> _Metin Bölümü_
%%

Es'ad Bin Zürare (r.a.) Kimdir?

 Es'ad Bin Zürare -radıyallahu anh- Medine'yi İslam'la ilk tanıştıran... İlk Medineli Müslüman, Evs ve Hazrec kabilelerinin arasındaki düşmanlığı İslam kardeşliği potasında eriterek "Ensar" adını almalarını sağlayan büyük zat... Hicretten evvel Medine'deki Müslümanların reisi.

Es'ad Bin Zürare, Hazrec kabilesinin Neccaroğulları kulundandır. Künyesi "Ebü Ümame" dir. Onun İslam'la şerefleniş destanında iki nakil vardır. Birincisi Akabe görüşmesinden önce Müslüman olduğu, ikincisi ve meşhur olarak bilineni ise ilk Akabe görüşmesinde Müslüman olduğudur. Şöyle ki:

"Resulullah sallallahu aleyhi vesellem her sene Hac mevsiminde ve Ukaz panayırı günlerinde Mekke'nin dışına çıkar gelenlerle görüşürdü. Onlara yeni dini, İslam'ı anlatırdı. Peygamberliğinin on birinci senesiydi. Hac mevsiminde Akabe denilen yerde, Medine halkından bir toplulukla karşılaştı. Onlara, "Sizler kimlersiniz?" diye sordu. Onlar da: Medine'de Hazrec kabilesine mensup olduklarını söyledi. Sevgili Peygamberimizin dedesinin annesi de Hazrec kabilesinin Neccar oğulları koluna mensuptu. Onlarla bu şekilde alaka kurdu. Bir müddet oturdu, sohbet etti. Kur'an'dan ayetler okuyarak İslamiyet'i anlattı. Onları bu yeni dine davet etti. Medineli bu altı yiğit kabilesinin büyüklerinden ve Yahudilerden yakında bir peygamberin geleceğini önceden duymuşlardı. Birbirlerine bakıştılar ve: "Yahudilerin, alametlerini haber verdiği gelecek olan peygamber işte budur." diyerek aralarında anlaştılar ve kelime-i şehadet getirerek İslam'la şereflendiler.

Evs ve Hazrec'in hem kendi aralarında hem de Yahudilerle düşmanlığı vardı. Sevgili Peygamberimize şöyle dediler: "Biz şu anda kavmimiz arasındaki düşmanlıkları geride bırakmış bulunuyoruz. Ümit ederiz ki; Allah geride kalanları da sizin sayenizde biraya toplar. Biz, hemen dönüp onları, senin peygamberliğini kabul etmeye, davet edeceğiz. Yeni dini anlatacağız." diyerek heyecanlarını dile getirdiler ve Medine'ye dönmek üzere izin istediler.

%%

> _Verilen Kayıtlar_
%%

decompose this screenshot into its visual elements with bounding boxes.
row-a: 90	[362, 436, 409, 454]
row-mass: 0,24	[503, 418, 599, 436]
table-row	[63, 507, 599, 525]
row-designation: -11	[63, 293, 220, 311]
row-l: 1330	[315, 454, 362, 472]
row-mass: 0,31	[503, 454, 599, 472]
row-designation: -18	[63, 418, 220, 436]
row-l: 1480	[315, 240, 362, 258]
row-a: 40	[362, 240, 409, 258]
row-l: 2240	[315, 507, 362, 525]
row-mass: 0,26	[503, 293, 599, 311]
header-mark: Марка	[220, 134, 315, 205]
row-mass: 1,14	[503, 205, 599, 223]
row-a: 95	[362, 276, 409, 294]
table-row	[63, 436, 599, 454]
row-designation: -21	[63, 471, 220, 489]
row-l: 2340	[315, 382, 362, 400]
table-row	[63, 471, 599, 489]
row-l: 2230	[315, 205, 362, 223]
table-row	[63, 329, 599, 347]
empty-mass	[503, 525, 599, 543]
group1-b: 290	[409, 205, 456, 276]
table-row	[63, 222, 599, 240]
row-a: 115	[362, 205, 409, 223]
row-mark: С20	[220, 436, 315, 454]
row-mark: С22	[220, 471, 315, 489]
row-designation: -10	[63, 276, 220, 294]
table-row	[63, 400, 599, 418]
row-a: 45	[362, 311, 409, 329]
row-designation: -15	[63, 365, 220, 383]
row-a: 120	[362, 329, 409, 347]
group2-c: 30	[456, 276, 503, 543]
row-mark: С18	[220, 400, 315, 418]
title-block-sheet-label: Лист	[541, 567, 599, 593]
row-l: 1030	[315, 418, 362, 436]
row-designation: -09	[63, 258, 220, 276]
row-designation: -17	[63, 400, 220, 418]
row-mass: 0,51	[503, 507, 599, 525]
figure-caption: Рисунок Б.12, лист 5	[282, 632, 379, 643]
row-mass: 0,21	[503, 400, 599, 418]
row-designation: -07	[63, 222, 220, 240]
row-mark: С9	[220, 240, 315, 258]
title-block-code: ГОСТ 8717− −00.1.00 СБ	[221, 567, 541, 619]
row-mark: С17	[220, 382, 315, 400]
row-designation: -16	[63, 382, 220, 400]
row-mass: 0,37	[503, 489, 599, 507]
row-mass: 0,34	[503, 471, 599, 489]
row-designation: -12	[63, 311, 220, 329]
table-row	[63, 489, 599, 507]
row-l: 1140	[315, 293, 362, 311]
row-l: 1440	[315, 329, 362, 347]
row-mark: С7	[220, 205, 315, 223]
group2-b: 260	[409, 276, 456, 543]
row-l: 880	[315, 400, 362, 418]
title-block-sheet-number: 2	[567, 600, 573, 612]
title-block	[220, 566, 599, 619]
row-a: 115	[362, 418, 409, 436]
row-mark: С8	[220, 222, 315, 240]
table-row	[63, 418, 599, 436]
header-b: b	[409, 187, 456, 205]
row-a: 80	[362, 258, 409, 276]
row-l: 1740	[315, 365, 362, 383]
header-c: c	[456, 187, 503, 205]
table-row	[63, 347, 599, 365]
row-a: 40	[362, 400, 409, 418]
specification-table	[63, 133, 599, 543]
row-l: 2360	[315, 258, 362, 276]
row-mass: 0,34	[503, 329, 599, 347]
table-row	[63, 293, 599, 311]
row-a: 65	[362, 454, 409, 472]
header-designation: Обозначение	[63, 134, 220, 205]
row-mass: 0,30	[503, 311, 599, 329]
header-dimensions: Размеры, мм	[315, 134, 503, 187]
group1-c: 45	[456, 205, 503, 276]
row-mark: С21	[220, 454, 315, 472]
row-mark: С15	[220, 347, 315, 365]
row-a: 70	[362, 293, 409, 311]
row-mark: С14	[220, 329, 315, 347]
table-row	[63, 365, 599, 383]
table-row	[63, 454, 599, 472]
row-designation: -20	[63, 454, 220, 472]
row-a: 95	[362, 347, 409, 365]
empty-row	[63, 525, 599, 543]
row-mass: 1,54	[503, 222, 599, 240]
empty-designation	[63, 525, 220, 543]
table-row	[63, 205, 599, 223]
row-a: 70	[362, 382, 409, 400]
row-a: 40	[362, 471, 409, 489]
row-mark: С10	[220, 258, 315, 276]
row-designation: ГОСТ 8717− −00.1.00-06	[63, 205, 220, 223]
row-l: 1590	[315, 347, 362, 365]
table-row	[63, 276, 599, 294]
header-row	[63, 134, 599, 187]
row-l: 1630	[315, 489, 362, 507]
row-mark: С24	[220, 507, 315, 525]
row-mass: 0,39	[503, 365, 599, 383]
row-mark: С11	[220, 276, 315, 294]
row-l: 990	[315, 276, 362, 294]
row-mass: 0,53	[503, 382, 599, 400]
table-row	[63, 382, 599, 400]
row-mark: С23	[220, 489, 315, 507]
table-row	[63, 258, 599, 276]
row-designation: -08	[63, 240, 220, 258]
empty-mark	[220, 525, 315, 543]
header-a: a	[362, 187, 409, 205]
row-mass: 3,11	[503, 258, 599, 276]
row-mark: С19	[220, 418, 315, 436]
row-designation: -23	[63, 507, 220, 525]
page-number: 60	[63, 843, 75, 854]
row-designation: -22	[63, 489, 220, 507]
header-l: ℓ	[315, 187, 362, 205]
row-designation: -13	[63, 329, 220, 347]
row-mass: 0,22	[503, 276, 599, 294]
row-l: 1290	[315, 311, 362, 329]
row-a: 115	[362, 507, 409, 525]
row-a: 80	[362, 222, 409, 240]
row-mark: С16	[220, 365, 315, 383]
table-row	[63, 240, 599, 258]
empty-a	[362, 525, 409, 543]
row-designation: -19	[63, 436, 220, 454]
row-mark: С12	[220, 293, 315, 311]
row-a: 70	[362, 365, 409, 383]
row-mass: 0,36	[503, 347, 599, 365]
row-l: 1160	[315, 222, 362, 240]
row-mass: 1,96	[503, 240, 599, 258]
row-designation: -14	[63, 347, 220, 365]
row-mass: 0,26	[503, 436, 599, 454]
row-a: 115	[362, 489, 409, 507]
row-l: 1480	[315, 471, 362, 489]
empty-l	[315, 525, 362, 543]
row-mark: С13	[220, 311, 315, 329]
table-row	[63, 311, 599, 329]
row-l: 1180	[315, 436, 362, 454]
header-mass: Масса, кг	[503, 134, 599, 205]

%%

> _İstenen İşler_
(a) Es'ad Bin Zürare'yi anlatan metne göre Resulullah, Akabe'de karşılaştığı Hazrec kabilesinden olan toplulukla hangi bağ üzerinden alaka kurdu?
(b) Kayıtların en başından başlayıp "222, 315, 240]" ifadesini içeren satırla biten kısmı, iki uçtaki satırlar da dahil olmak üzere birebir aktarın.

> _Verilen Yanıtlar_
(a) Resulullah, dedesinin annesinin Hazrec kabilesinin Neccar oğulları koluna mensup olması sayesinde onlarla alaka kurdu.

(b)
decompose this screenshot into its visual elements with bounding boxes.
row-a: 90	[362, 436, 409, 454]
row-mass: 0,24	[503, 418, 599, 436]
table-row	[63, 507, 599, 525]
row-designation: -11	[63, 293, 220, 311]
row-l: 1330	[315, 454, 362, 472]
row-mass: 0,31	[503, 454, 599, 472]
row-designation: -18	[63, 418, 220, 436]
row-l: 1480	[315, 240, 362, 258]
row-a: 40	[362, 240, 409, 258]
row-l: 2240	[315, 507, 362, 525]
row-mass: 0,26	[503, 293, 599, 311]
header-mark: Марка	[220, 134, 315, 205]
row-mass: 1,14	[503, 205, 599, 223]
row-a: 95	[362, 276, 409, 294]
table-row	[63, 436, 599, 454]
row-designation: -21	[63, 471, 220, 489]
row-l: 2340	[315, 382, 362, 400]
table-row	[63, 471, 599, 489]
row-l: 2230	[315, 205, 362, 223]
table-row	[63, 329, 599, 347]
empty-mass	[503, 525, 599, 543]
group1-b: 290	[409, 205, 456, 276]
table-row	[63, 222, 599, 240]
row-a: 115	[362, 205, 409, 223]
row-mark: С20	[220, 436, 315, 454]
row-mark: С22	[220, 471, 315, 489]
row-designation: -10	[63, 276, 220, 294]
table-row	[63, 400, 599, 418]
row-a: 45	[362, 311, 409, 329]
row-designation: -15	[63, 365, 220, 383]
row-a: 120	[362, 329, 409, 347]
group2-c: 30	[456, 276, 503, 543]
row-mark: С18	[220, 400, 315, 418]
title-block-sheet-label: Лист	[541, 567, 599, 593]
row-l: 1030	[315, 418, 362, 436]
row-designation: -09	[63, 258, 220, 276]
row-designation: -17	[63, 400, 220, 418]
row-mass: 0,51	[503, 507, 599, 525]
figure-caption: Рисунок Б.12, лист 5	[282, 632, 379, 643]
row-mass: 0,21	[503, 400, 599, 418]
row-designation: -07	[63, 222, 220, 240]
row-mark: С9	[220, 240, 315, 258]
title-block-code: ГОСТ 8717− −00.1.00 СБ	[221, 567, 541, 619]
row-mark: С17	[220, 382, 315, 400]
row-designation: -16	[63, 382, 220, 400]
row-mass: 0,37	[503, 489, 599, 507]
row-mass: 0,34	[503, 471, 599, 489]
row-designation: -12	[63, 311, 220, 329]
table-row	[63, 489, 599, 507]
row-l: 1140	[315, 293, 362, 311]
row-l: 1440	[315, 329, 362, 347]
row-mark: С7	[220, 205, 315, 223]
group2-b: 260	[409, 276, 456, 543]
row-l: 880	[315, 400, 362, 418]
title-block-sheet-number: 2	[567, 600, 573, 612]
title-block	[220, 566, 599, 619]
row-a: 115	[362, 418, 409, 436]
row-mark: С8	[220, 222, 315, 240]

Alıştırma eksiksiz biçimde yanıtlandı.